[BEGIN Information shown]
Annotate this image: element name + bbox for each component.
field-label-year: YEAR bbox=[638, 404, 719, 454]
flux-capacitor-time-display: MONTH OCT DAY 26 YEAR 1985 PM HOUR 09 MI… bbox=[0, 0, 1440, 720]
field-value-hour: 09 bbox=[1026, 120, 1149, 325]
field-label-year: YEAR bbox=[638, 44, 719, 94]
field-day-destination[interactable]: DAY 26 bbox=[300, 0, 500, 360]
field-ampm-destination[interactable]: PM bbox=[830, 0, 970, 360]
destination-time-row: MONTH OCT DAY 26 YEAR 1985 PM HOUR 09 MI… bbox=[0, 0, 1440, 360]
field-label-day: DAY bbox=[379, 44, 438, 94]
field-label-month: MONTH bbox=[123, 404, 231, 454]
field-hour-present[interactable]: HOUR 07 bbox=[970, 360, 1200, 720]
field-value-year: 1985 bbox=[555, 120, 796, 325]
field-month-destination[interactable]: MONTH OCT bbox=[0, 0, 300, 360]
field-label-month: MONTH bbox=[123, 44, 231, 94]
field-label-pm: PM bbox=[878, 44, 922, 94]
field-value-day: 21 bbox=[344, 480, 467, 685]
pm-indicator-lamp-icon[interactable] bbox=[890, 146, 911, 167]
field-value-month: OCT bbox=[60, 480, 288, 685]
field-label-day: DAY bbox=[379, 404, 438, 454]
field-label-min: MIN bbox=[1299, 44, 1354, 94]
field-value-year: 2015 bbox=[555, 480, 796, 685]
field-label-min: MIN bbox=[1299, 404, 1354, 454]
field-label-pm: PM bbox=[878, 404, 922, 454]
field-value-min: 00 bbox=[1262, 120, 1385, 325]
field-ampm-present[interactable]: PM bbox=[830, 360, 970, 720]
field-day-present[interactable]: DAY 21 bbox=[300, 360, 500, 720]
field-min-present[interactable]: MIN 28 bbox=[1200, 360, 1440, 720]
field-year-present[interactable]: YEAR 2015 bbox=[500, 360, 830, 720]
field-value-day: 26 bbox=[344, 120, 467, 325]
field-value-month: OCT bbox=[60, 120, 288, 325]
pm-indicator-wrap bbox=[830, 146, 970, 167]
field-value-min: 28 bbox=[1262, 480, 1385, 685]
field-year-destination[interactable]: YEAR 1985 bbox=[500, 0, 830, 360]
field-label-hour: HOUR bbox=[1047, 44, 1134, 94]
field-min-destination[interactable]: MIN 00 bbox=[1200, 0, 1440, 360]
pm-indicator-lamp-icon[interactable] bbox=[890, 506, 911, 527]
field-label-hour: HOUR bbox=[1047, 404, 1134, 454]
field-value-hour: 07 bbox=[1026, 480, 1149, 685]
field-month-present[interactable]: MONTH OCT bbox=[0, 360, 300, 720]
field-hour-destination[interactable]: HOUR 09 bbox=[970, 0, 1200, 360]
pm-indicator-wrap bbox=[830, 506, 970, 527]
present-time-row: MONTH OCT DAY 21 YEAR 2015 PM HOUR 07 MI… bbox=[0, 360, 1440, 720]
[END Information shown]
[BEGIN Information shown]
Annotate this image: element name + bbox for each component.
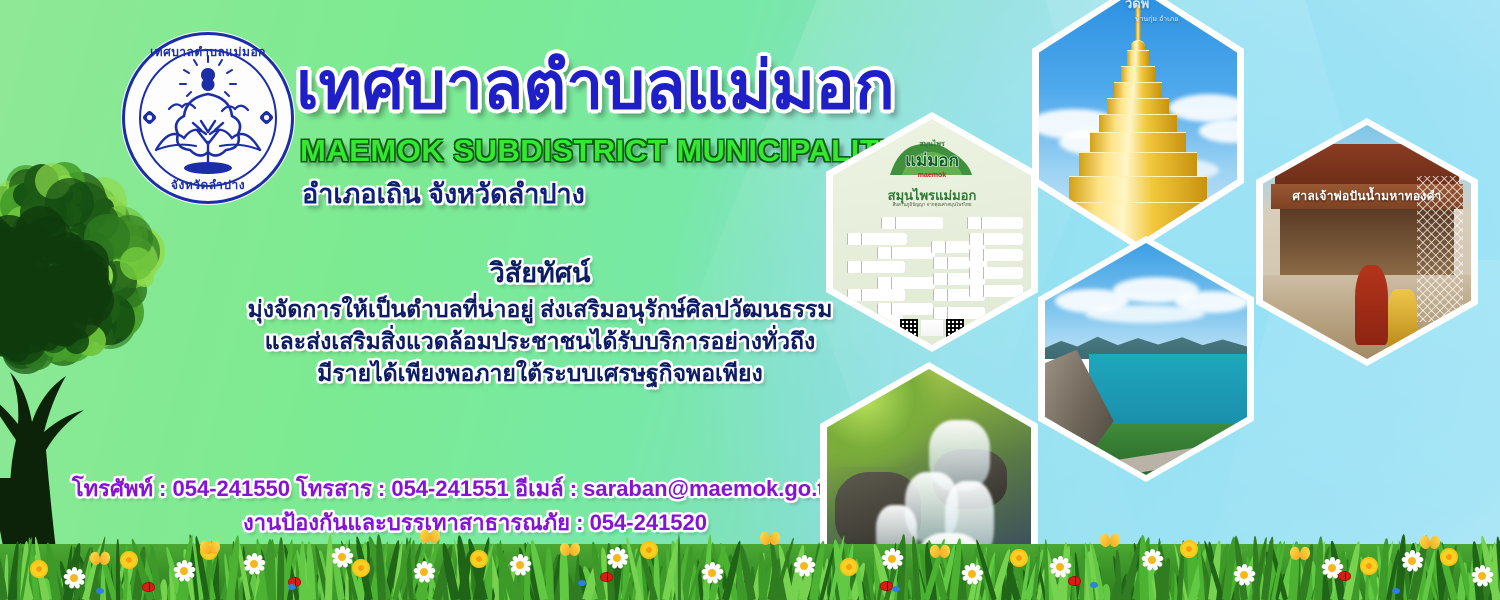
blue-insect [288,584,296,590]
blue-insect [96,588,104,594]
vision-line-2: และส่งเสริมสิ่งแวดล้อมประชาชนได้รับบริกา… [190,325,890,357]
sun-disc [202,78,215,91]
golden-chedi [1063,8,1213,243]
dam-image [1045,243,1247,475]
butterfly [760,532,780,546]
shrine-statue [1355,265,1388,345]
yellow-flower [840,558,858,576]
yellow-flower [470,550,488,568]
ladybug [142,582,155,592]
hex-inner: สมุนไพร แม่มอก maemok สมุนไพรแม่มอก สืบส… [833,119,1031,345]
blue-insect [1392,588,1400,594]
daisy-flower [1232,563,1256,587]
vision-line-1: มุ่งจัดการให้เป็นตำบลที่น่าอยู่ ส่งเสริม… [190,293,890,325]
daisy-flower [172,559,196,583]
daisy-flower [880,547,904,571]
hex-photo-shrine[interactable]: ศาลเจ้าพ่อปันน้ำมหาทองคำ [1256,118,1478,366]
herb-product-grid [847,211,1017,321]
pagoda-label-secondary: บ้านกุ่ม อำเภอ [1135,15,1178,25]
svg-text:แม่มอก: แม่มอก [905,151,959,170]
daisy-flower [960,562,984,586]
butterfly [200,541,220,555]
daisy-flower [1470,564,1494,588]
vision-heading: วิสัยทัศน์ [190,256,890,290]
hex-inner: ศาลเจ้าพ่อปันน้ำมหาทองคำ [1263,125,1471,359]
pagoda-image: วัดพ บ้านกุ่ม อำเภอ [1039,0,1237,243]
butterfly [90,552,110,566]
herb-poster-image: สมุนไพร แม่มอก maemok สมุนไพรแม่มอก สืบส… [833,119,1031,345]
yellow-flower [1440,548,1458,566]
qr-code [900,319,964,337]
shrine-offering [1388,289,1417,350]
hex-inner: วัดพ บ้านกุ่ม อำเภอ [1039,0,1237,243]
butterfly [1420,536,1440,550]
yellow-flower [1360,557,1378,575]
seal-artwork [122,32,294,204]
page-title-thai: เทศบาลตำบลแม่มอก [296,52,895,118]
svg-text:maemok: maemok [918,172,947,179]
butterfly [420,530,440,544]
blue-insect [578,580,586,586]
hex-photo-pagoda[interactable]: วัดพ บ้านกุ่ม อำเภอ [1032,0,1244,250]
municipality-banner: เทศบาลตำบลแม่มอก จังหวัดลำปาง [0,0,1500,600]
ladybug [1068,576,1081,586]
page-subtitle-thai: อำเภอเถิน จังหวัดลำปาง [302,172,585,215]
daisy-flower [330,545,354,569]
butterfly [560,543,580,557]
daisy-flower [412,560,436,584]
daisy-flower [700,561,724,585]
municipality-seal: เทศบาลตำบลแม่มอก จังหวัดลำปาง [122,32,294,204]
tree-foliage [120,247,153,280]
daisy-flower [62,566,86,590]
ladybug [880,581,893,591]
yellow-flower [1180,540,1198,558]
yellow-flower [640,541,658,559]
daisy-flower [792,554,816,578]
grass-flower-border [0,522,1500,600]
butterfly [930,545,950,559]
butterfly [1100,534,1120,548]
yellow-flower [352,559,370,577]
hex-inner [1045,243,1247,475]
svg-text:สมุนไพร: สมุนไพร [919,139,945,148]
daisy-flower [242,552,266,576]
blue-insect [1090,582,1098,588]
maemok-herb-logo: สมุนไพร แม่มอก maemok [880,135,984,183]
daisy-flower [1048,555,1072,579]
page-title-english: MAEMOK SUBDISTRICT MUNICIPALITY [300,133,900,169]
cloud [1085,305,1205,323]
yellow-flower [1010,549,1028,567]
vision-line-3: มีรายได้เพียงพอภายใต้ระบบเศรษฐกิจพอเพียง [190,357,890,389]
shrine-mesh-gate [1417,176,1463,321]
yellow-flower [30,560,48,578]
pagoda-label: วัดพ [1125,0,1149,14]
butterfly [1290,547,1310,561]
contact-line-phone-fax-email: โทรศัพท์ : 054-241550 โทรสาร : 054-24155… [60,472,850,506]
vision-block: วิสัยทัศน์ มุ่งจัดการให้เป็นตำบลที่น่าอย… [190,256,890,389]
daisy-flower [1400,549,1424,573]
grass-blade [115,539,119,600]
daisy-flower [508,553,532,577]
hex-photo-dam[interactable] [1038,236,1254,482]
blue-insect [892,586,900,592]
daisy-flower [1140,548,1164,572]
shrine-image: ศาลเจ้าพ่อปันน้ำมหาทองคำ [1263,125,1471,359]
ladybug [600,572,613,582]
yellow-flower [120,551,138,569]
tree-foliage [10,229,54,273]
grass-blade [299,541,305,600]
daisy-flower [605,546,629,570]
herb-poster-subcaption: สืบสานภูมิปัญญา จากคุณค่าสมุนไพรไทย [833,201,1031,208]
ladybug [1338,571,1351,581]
[END Information shown]
● **Your objective**
Copy the rows between the line holding "blue-insect [288,584,296,590]" and the line holding "yellow-flower [470,550,488,568]", both included, with no changes.

● **Written response**
blue-insect [288,584,296,590]
blue-insect [96,588,104,594]
vision-line-2: และส่งเสริมสิ่งแวดล้อมประชาชนได้รับบริกา… [190,325,890,357]
sun-disc [202,78,215,91]
golden-chedi [1063,8,1213,243]
dam-image [1045,243,1247,475]
butterfly [760,532,780,546]
shrine-statue [1355,265,1388,345]
yellow-flower [840,558,858,576]
yellow-flower [470,550,488,568]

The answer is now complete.